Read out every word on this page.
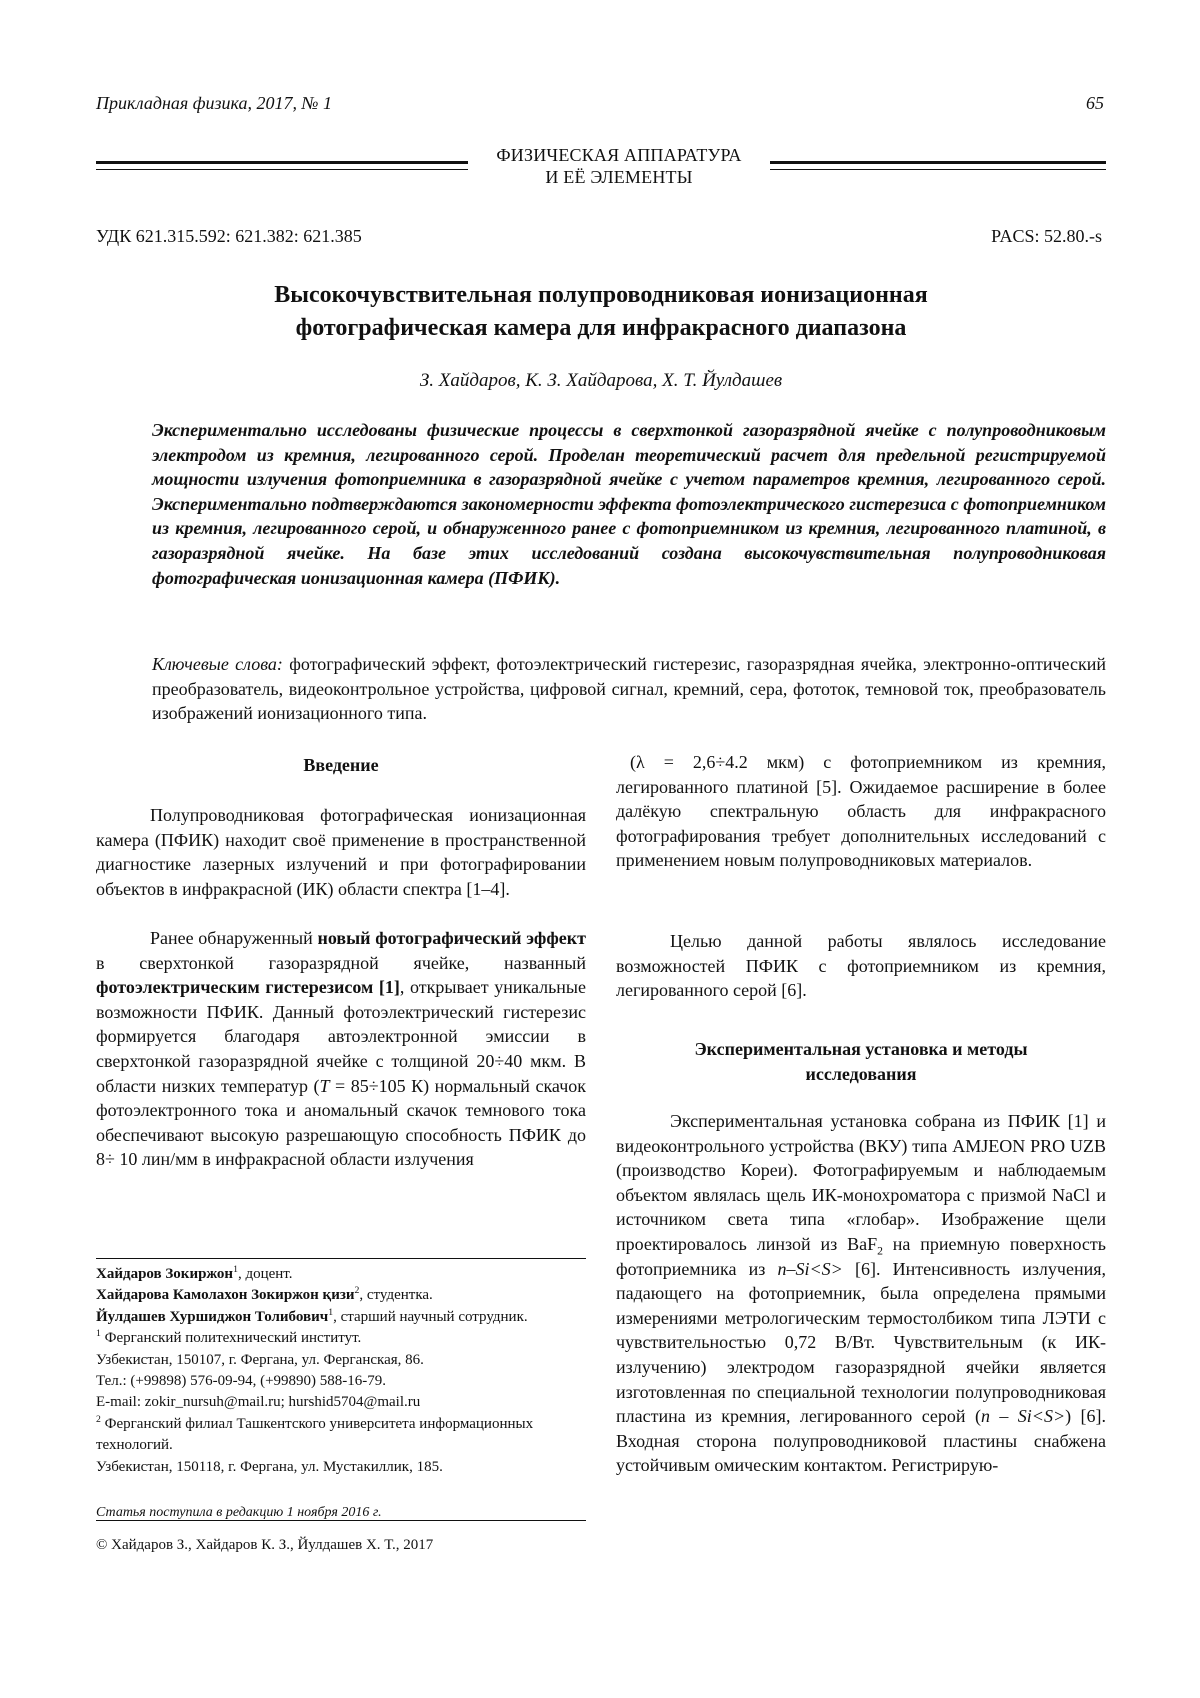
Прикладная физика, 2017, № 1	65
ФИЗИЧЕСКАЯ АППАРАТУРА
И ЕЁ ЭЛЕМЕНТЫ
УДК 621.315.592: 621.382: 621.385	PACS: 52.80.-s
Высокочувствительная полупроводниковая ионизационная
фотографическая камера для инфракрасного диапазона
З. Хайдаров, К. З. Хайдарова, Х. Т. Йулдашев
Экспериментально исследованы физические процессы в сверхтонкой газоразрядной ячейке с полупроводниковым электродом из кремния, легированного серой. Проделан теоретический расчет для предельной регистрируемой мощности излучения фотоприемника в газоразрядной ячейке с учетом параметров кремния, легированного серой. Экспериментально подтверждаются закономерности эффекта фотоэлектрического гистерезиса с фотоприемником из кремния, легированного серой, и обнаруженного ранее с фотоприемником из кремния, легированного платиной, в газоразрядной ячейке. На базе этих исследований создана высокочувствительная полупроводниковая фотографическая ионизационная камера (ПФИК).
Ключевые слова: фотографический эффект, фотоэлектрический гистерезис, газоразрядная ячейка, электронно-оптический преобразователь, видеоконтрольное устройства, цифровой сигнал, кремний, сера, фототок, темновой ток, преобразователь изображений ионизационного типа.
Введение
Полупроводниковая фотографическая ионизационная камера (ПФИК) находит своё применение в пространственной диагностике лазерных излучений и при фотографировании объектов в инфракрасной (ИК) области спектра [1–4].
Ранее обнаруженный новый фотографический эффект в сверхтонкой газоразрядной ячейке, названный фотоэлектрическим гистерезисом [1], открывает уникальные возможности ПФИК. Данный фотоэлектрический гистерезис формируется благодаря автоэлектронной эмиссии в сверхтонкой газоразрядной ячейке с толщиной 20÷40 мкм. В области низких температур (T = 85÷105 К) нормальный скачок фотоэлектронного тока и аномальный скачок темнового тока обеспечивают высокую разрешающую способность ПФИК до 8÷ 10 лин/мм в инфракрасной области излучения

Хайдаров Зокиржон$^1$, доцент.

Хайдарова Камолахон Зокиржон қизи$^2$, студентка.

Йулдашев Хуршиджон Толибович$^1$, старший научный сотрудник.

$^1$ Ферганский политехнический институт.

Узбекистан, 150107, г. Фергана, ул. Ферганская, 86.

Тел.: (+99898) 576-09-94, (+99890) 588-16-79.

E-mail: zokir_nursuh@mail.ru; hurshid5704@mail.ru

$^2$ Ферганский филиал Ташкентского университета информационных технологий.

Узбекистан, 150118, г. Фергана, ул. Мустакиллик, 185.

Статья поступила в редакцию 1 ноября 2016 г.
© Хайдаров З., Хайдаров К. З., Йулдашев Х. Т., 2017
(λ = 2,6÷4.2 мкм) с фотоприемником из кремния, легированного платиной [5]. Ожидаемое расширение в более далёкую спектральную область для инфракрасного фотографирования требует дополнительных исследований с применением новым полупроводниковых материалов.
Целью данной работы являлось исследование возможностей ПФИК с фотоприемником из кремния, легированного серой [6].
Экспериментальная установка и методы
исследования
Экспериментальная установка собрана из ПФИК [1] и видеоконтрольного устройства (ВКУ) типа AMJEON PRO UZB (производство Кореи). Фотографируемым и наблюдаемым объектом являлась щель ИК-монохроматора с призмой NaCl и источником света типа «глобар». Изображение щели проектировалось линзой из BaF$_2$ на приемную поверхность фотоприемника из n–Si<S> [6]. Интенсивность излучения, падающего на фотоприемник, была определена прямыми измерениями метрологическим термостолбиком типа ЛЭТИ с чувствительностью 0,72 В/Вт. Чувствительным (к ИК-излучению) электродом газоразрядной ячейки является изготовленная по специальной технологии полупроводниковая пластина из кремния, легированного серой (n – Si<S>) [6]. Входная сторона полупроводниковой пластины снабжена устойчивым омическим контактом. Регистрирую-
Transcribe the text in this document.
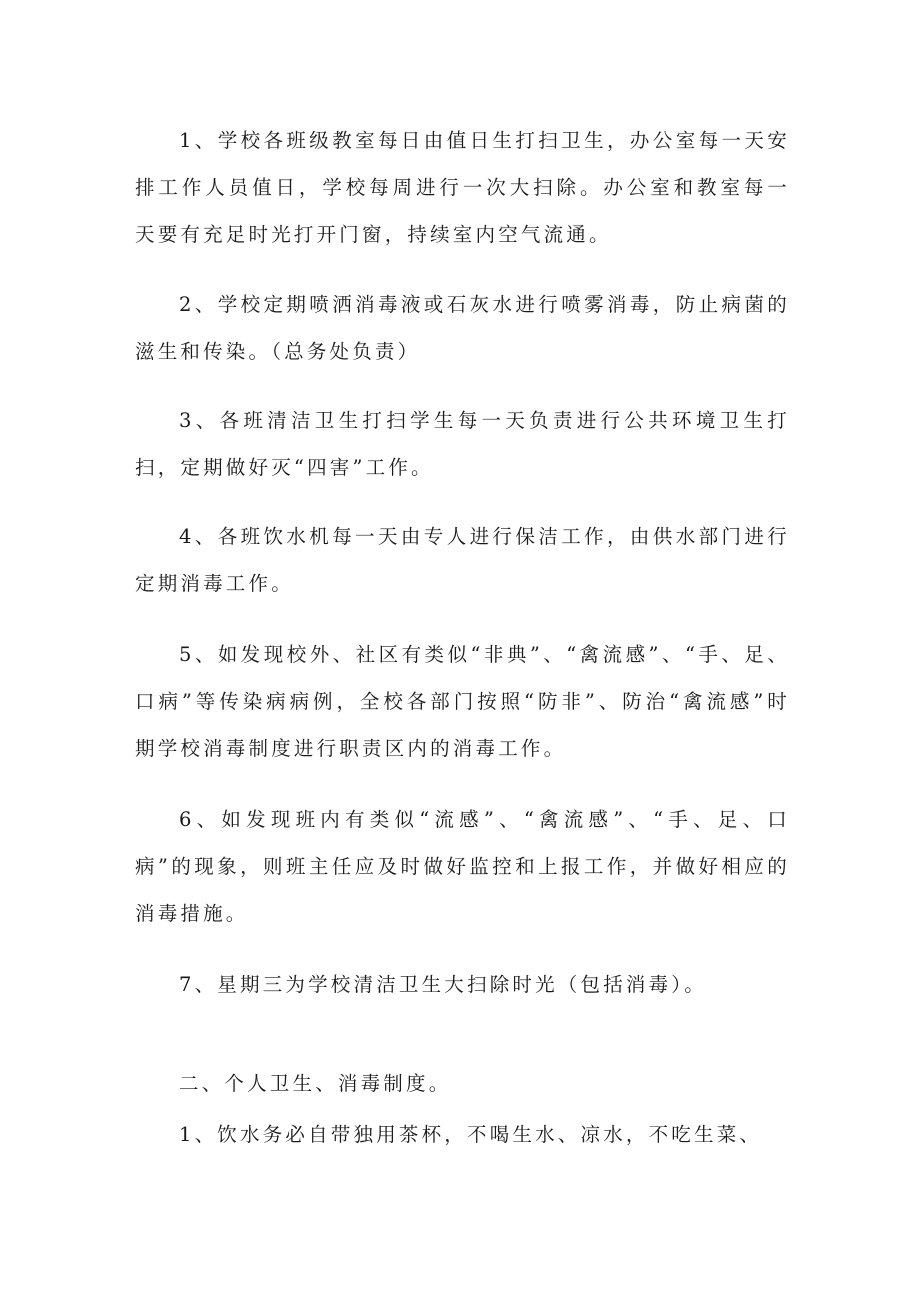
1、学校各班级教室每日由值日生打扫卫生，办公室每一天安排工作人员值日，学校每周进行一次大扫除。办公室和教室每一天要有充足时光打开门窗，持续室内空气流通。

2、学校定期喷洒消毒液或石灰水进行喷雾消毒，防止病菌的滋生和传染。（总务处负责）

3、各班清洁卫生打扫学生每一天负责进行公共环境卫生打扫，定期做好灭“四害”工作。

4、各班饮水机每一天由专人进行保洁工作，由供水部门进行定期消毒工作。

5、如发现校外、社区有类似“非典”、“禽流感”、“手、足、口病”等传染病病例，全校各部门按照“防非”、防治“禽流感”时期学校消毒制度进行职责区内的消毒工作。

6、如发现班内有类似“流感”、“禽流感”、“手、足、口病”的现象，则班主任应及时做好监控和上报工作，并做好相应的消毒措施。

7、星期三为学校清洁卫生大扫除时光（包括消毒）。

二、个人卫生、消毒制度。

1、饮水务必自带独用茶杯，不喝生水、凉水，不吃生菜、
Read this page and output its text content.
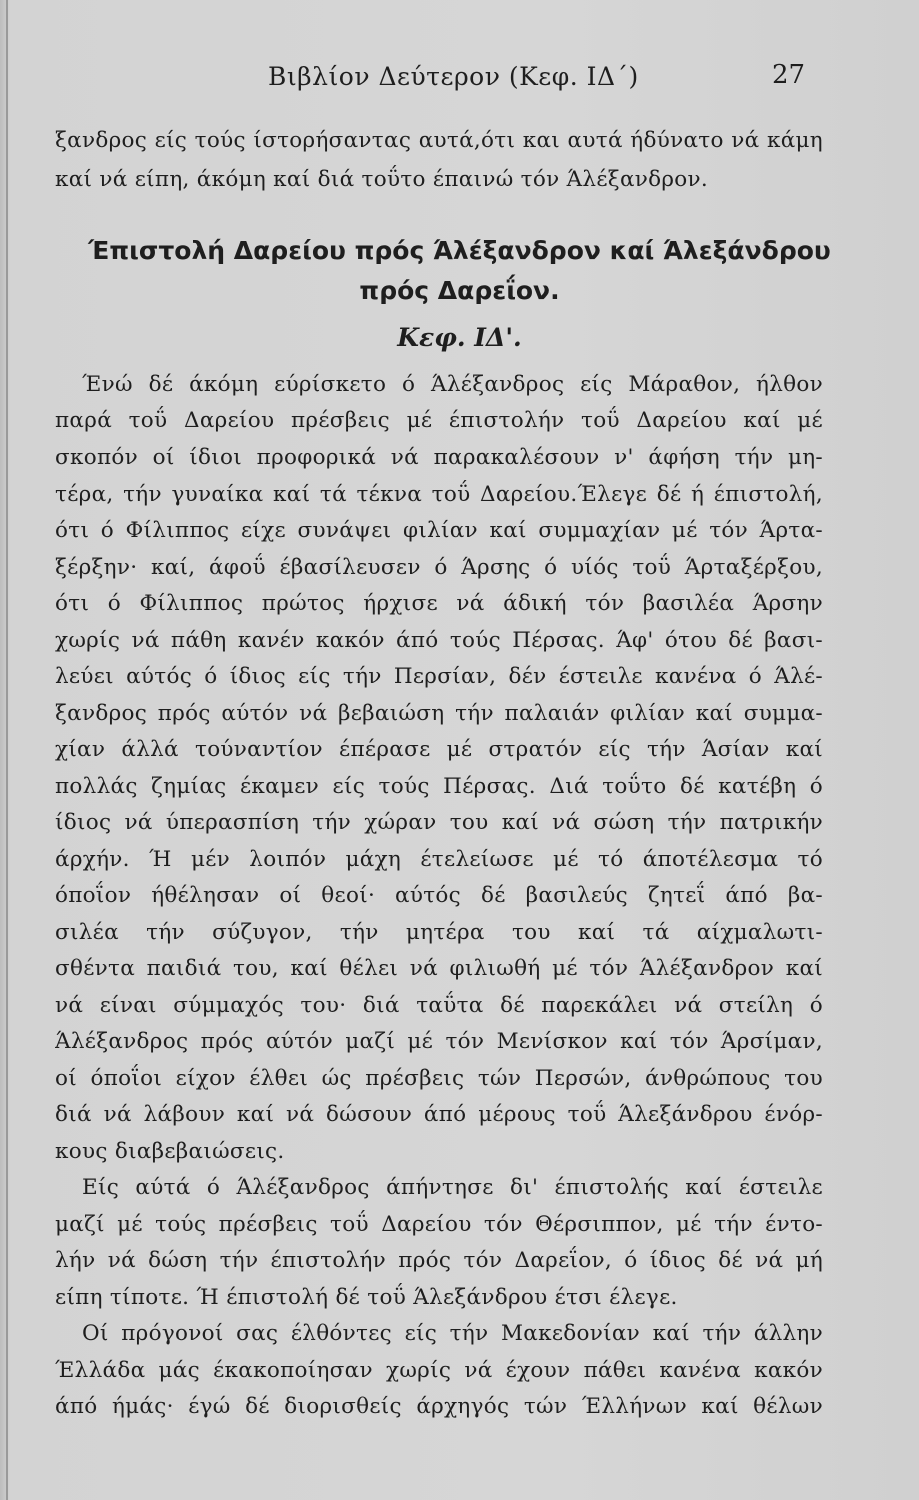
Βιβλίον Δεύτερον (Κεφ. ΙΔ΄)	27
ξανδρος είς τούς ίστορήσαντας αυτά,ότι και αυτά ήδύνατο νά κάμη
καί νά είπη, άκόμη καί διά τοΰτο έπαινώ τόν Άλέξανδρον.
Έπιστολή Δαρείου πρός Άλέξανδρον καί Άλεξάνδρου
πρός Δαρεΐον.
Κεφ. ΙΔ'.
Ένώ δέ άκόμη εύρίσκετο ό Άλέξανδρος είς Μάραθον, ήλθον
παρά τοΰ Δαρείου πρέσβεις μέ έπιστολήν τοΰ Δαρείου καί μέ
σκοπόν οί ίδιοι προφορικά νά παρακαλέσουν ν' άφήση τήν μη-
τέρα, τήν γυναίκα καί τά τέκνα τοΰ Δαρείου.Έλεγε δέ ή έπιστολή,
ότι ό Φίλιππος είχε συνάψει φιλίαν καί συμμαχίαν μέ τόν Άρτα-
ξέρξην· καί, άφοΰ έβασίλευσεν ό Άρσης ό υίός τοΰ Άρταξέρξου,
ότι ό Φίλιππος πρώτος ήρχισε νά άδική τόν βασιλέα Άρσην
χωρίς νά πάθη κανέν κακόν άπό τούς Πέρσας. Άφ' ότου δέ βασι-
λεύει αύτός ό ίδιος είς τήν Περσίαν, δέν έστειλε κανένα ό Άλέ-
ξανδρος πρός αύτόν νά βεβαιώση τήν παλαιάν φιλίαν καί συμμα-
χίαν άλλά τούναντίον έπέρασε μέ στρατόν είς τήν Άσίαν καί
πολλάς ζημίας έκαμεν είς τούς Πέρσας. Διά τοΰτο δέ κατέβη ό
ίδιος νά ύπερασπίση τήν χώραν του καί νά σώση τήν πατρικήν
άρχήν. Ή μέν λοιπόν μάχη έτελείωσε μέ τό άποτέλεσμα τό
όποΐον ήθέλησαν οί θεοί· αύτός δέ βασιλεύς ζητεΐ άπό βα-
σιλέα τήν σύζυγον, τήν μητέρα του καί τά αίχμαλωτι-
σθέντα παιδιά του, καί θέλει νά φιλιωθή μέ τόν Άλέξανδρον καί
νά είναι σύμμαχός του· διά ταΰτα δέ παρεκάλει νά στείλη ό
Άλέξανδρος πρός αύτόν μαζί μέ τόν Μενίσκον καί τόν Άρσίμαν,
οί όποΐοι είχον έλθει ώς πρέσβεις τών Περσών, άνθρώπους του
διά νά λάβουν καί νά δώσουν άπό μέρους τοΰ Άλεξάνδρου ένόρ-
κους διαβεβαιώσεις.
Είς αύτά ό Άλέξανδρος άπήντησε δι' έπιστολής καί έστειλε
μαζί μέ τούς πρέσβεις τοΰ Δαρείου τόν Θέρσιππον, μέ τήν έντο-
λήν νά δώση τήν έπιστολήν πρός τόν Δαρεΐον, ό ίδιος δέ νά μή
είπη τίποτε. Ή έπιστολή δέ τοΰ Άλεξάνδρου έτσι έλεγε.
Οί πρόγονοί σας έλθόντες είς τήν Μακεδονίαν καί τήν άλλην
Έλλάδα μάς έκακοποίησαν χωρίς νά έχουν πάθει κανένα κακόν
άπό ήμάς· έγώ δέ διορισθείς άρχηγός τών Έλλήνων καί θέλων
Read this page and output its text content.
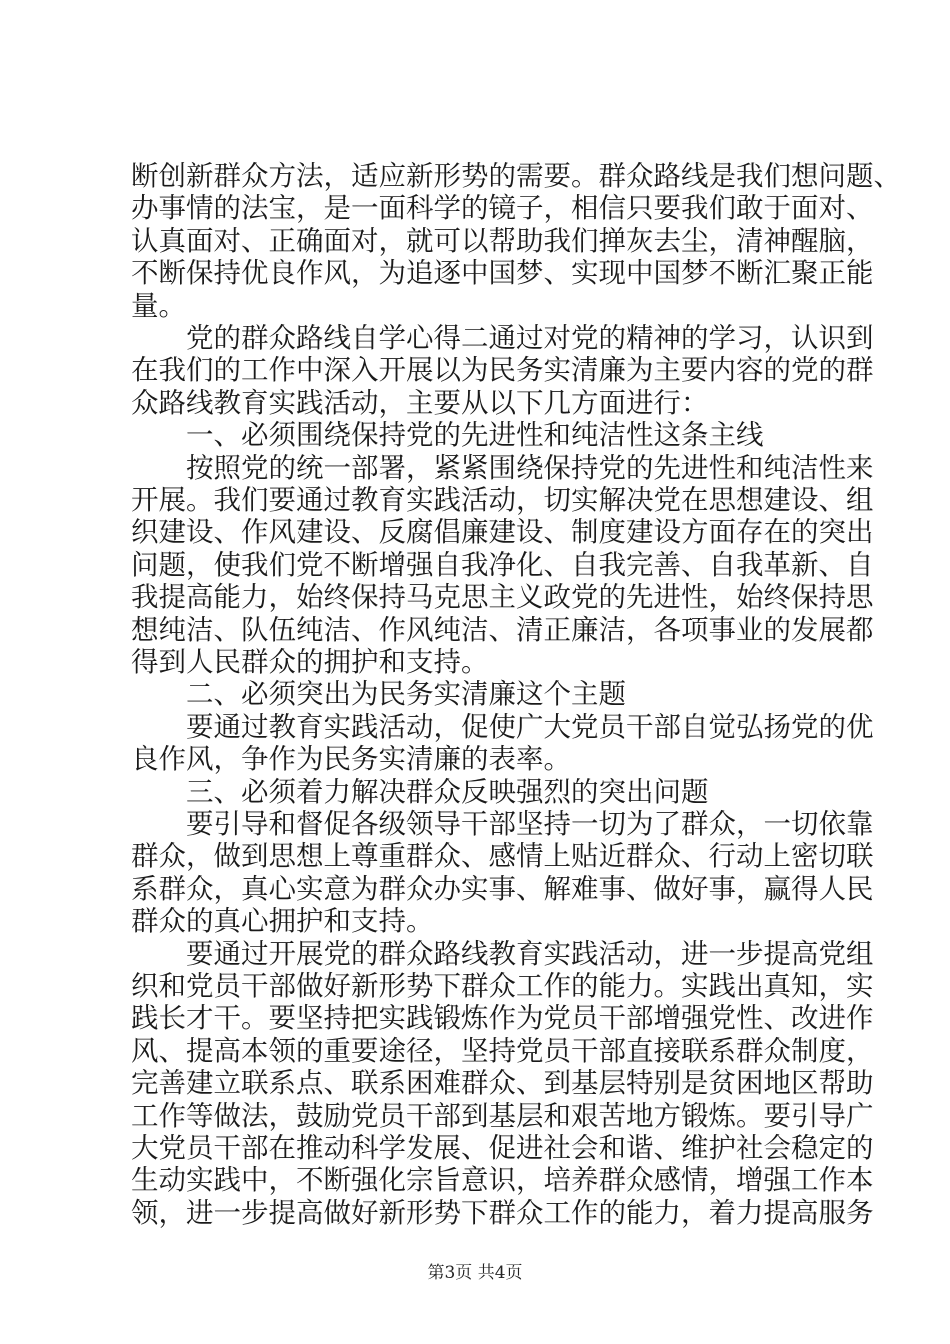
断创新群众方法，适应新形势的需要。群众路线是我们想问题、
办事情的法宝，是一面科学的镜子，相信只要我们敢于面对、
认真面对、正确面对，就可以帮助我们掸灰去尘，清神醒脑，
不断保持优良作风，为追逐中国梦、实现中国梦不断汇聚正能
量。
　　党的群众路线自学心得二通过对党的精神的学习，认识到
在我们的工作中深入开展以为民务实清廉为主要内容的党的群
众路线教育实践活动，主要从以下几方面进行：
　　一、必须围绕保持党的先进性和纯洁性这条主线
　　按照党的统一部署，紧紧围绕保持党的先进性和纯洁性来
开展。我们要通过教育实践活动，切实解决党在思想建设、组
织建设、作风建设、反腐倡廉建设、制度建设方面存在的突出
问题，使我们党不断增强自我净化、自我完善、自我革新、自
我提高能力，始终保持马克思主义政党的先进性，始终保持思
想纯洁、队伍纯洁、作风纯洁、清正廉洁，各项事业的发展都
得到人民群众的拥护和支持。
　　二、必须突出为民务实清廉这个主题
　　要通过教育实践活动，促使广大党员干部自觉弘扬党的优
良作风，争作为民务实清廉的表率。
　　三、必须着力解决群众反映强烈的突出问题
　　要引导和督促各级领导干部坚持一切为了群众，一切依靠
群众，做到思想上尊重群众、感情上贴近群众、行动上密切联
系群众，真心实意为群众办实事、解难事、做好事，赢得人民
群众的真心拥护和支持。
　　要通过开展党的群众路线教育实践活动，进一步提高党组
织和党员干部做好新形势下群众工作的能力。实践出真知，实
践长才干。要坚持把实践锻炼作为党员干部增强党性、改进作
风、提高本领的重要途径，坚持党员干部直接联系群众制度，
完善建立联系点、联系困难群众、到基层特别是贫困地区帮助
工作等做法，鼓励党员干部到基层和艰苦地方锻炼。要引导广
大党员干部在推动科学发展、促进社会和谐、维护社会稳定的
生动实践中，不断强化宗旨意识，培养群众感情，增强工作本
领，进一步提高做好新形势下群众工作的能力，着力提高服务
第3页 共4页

TASK DESCRIPTION: Return each line among the entries that holds the word "Фергана".

RESULT OF THE EXERCISE:
Узбекистан, 150107, г. Фергана, ул. Ферганская, 86.
Узбекистан, 150118, г. Фергана, ул. Мустакиллик, 185.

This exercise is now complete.